(Extracted data entries)
########

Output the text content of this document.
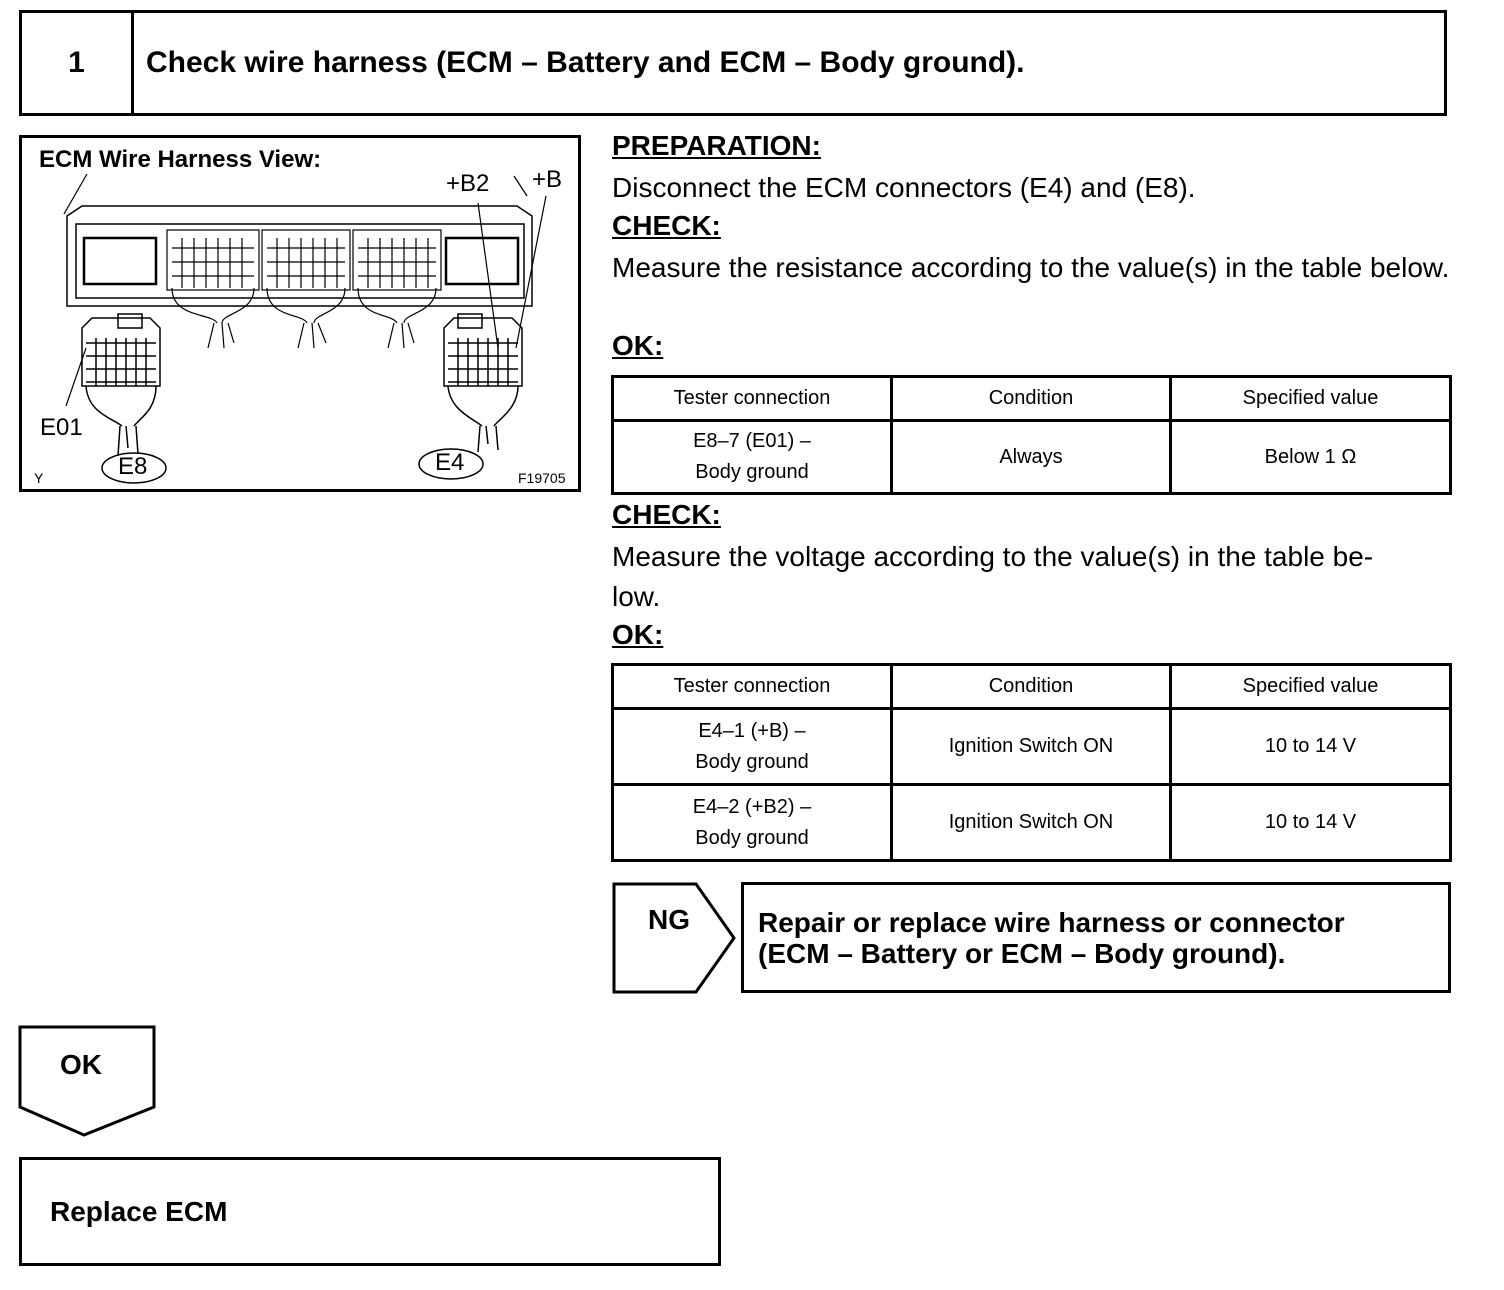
1	Check wire harness (ECM – Battery and ECM – Body ground).
ECM Wire Harness View:
+B2 +B
E01
E8	E4
Y	F19705
PREPARATION:
Disconnect the ECM connectors (E4) and (E8).
CHECK:
Measure the resistance according to the value(s) in the table below.
OK:
Tester connection	Condition	Specified value

E8–7 (E01) –
Body ground	Always	Below 1 Ω
CHECK:
Measure the voltage according to the value(s) in the table be-
low.
OK:
Tester connection	Condition	Specified value

E4–1 (+B) –
Body ground	Ignition Switch ON	10 to 14 V

E4–2 (+B2) –
Body ground	Ignition Switch ON	10 to 14 V
NG Repair or replace wire harness or connector
(ECM – Battery or ECM – Body ground).
OK
Replace ECM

########

**Exercise task**
Which lines in the data above contain "Body"? Show each one.

**Answer in full**
1	Check wire harness (ECM – Battery and ECM – Body ground).
Body ground	Always	Below 1 Ω
Body ground	Ignition Switch ON	10 to 14 V
Body ground	Ignition Switch ON	10 to 14 V
(ECM – Battery or ECM – Body ground).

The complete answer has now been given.